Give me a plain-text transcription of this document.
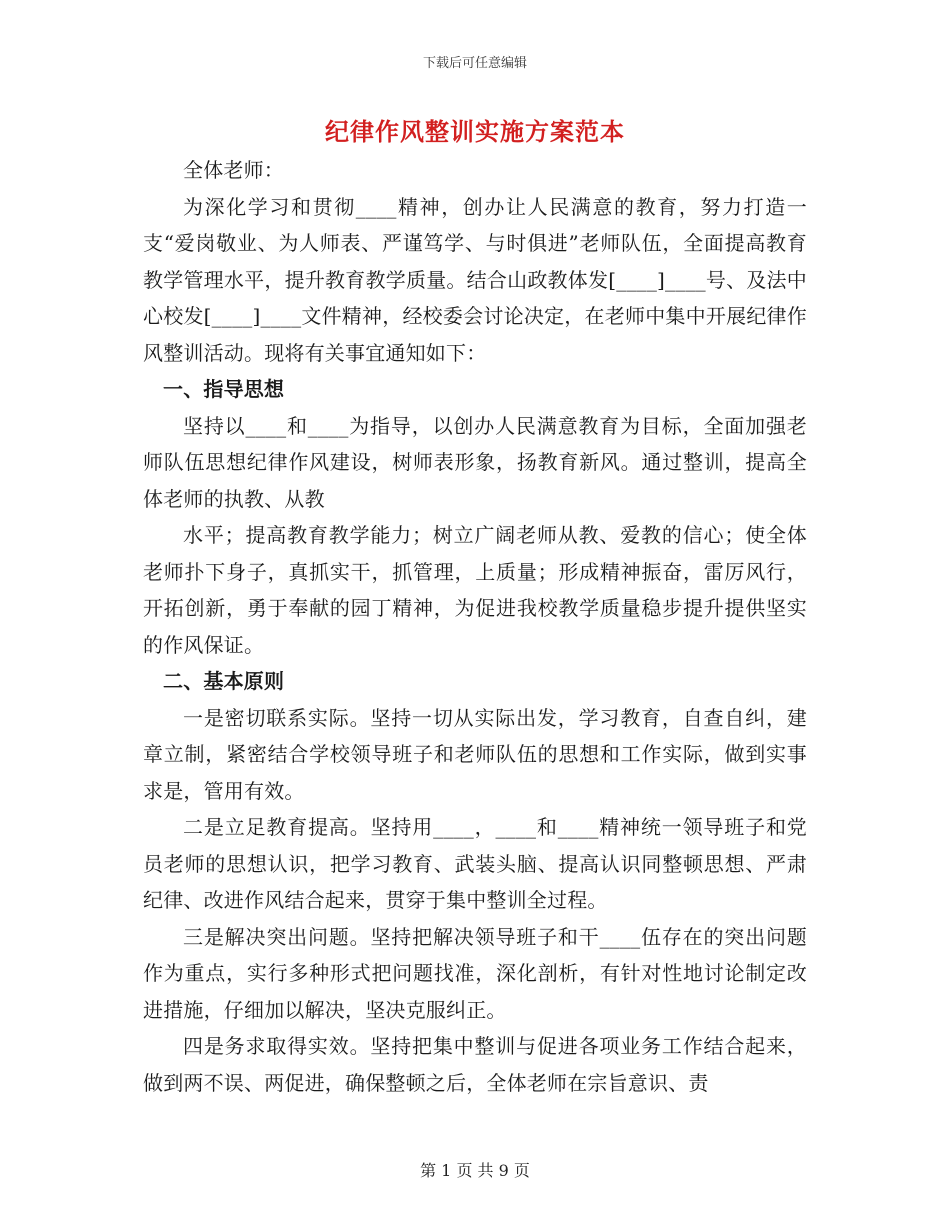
下载后可任意编辑
纪律作风整训实施方案范本

全体老师：

为深化学习和贯彻____精神，创办让人民满意的教育，努力打造一支“爱岗敬业、为人师表、严谨笃学、与时俱进”老师队伍，全面提高教育教学管理水平，提升教育教学质量。结合山政教体发[____]____号、及法中心校发[____]____文件精神，经校委会讨论决定，在老师中集中开展纪律作风整训活动。现将有关事宜通知如下：

一、指导思想

坚持以____和____为指导，以创办人民满意教育为目标，全面加强老师队伍思想纪律作风建设，树师表形象，扬教育新风。通过整训，提高全体老师的执教、从教

水平；提高教育教学能力；树立广阔老师从教、爱教的信心；使全体老师扑下身子，真抓实干，抓管理，上质量；形成精神振奋，雷厉风行，开拓创新，勇于奉献的园丁精神，为促进我校教学质量稳步提升提供坚实的作风保证。

二、基本原则

一是密切联系实际。坚持一切从实际出发，学习教育，自查自纠，建章立制，紧密结合学校领导班子和老师队伍的思想和工作实际，做到实事求是，管用有效。

二是立足教育提高。坚持用____，____和____精神统一领导班子和党员老师的思想认识，把学习教育、武装头脑、提高认识同整顿思想、严肃纪律、改进作风结合起来，贯穿于集中整训全过程。

三是解决突出问题。坚持把解决领导班子和干____伍存在的突出问题作为重点，实行多种形式把问题找准，深化剖析，有针对性地讨论制定改进措施，仔细加以解决，坚决克服纠正。

四是务求取得实效。坚持把集中整训与促进各项业务工作结合起来，做到两不误、两促进，确保整顿之后，全体老师在宗旨意识、责

第 1 页 共 9 页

CHALLENGE ->
Repeat the records word for word. Any picture in them should be left out.

RESULT OF THE TASK ->
Give me a plain-text transcription of this document.
下载后可任意编辑
纪律作风整训实施方案范本

全体老师：

为深化学习和贯彻____精神，创办让人民满意的教育，努力打造一支“爱岗敬业、为人师表、严谨笃学、与时俱进”老师队伍，全面提高教育教学管理水平，提升教育教学质量。结合山政教体发[____]____号、及法中心校发[____]____文件精神，经校委会讨论决定，在老师中集中开展纪律作风整训活动。现将有关事宜通知如下：

一、指导思想

坚持以____和____为指导，以创办人民满意教育为目标，全面加强老师队伍思想纪律作风建设，树师表形象，扬教育新风。通过整训，提高全体老师的执教、从教

水平；提高教育教学能力；树立广阔老师从教、爱教的信心；使全体老师扑下身子，真抓实干，抓管理，上质量；形成精神振奋，雷厉风行，开拓创新，勇于奉献的园丁精神，为促进我校教学质量稳步提升提供坚实的作风保证。

二、基本原则

一是密切联系实际。坚持一切从实际出发，学习教育，自查自纠，建章立制，紧密结合学校领导班子和老师队伍的思想和工作实际，做到实事求是，管用有效。

二是立足教育提高。坚持用____，____和____精神统一领导班子和党员老师的思想认识，把学习教育、武装头脑、提高认识同整顿思想、严肃纪律、改进作风结合起来，贯穿于集中整训全过程。

三是解决突出问题。坚持把解决领导班子和干____伍存在的突出问题作为重点，实行多种形式把问题找准，深化剖析，有针对性地讨论制定改进措施，仔细加以解决，坚决克服纠正。

四是务求取得实效。坚持把集中整训与促进各项业务工作结合起来，做到两不误、两促进，确保整顿之后，全体老师在宗旨意识、责

第 1 页 共 9 页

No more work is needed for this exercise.